SET TASK: Filter the records for lines holding the string "Show".

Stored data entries
..............................
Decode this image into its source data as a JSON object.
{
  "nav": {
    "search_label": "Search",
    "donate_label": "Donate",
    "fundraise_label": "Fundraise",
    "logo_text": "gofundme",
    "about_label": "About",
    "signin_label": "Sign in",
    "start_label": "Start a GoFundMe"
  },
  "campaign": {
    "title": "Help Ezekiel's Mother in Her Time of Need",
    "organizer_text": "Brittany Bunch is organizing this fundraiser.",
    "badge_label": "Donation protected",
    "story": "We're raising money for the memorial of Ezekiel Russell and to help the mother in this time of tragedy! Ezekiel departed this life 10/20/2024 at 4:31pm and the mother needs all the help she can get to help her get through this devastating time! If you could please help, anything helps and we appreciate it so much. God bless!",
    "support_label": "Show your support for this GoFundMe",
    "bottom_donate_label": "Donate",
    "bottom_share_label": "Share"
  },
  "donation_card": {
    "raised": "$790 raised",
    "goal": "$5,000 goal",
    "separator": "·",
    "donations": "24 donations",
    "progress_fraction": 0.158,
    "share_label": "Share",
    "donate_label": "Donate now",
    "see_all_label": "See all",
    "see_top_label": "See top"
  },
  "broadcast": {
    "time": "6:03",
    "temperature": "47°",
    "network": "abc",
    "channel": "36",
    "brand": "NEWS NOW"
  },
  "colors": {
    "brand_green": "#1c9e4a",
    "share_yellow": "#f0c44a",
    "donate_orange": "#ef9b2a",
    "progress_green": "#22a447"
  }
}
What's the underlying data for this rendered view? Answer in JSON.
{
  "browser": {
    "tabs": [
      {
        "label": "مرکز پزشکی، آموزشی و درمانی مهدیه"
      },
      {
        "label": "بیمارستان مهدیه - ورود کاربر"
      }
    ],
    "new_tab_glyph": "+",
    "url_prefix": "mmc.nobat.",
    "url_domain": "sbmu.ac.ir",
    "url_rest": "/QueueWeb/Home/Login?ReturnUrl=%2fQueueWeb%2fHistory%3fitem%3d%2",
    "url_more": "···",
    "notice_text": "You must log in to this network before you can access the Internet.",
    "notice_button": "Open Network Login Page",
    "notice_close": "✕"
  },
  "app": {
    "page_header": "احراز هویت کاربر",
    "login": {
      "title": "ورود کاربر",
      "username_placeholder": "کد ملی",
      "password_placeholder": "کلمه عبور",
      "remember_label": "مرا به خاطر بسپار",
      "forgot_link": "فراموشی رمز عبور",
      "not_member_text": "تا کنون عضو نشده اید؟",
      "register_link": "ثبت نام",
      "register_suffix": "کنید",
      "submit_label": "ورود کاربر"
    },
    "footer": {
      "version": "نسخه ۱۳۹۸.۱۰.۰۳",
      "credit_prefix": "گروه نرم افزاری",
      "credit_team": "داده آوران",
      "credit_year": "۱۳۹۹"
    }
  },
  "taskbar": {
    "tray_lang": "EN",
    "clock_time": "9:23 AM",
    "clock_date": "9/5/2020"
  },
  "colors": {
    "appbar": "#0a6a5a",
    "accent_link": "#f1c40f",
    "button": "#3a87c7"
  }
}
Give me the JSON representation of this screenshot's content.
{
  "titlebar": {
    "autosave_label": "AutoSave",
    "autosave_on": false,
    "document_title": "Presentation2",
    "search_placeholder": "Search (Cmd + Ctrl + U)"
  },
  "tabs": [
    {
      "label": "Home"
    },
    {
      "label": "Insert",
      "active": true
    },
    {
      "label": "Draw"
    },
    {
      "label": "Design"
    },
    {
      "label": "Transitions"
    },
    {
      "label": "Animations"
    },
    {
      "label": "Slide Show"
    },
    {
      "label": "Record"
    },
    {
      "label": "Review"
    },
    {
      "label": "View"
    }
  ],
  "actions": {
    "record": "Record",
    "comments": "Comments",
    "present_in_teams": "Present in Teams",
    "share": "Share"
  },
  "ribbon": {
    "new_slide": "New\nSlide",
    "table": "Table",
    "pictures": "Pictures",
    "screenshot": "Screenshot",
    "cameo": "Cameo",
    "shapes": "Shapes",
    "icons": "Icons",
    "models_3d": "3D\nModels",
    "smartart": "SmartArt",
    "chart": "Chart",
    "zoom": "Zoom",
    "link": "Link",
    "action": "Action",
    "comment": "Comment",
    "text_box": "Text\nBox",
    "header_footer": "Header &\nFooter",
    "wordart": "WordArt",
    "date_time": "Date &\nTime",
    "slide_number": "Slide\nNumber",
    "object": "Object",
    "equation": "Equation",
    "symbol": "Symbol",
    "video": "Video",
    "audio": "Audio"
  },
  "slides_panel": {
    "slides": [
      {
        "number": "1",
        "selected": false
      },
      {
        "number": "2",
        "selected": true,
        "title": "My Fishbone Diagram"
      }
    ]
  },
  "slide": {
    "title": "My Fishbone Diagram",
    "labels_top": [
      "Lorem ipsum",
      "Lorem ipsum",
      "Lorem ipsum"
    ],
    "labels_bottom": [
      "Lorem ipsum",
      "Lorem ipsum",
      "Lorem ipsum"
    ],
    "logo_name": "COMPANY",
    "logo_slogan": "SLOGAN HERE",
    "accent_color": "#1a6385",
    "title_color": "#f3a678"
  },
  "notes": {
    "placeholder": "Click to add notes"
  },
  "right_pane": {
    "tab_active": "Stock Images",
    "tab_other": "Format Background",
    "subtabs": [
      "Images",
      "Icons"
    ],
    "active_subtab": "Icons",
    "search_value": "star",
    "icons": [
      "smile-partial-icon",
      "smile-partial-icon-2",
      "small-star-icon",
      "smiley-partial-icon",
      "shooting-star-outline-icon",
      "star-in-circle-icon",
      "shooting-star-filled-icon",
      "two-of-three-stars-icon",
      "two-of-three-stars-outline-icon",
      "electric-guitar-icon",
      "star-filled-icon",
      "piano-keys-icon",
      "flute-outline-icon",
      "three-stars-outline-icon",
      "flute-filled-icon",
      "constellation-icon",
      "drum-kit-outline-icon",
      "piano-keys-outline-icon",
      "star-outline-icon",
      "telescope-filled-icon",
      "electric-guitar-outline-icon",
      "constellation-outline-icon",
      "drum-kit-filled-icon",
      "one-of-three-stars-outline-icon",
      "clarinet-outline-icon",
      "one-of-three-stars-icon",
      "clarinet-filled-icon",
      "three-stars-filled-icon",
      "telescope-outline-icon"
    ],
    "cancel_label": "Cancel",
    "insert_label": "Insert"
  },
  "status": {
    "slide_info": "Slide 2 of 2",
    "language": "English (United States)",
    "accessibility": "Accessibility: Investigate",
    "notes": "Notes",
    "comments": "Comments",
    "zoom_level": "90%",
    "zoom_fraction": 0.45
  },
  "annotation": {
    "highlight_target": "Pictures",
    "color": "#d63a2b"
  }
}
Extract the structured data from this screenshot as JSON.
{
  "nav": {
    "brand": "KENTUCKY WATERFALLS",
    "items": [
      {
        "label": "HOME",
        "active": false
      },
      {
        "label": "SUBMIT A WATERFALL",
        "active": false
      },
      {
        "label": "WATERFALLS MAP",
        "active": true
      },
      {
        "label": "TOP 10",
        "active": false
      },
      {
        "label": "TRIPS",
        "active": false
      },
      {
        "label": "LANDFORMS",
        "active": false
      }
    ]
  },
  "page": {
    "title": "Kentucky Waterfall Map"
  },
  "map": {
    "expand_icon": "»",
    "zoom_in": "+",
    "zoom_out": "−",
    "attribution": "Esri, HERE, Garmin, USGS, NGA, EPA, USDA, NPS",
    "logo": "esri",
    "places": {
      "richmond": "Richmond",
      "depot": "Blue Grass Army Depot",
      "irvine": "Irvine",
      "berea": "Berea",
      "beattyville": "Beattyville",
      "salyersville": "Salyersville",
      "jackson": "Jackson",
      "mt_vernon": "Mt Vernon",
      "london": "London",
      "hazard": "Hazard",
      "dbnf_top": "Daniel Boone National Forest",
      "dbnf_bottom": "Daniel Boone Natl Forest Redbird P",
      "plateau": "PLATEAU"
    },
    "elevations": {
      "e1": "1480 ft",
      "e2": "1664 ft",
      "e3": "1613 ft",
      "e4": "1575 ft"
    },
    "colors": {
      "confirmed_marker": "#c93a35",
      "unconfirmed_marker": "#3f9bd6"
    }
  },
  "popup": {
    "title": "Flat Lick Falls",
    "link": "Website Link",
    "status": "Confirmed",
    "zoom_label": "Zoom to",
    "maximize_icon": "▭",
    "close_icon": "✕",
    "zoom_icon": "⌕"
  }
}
..............................
FULL RESPONSE:
    "support_label": "Show your support for this GoFundMe",
      "label": "Slide Show"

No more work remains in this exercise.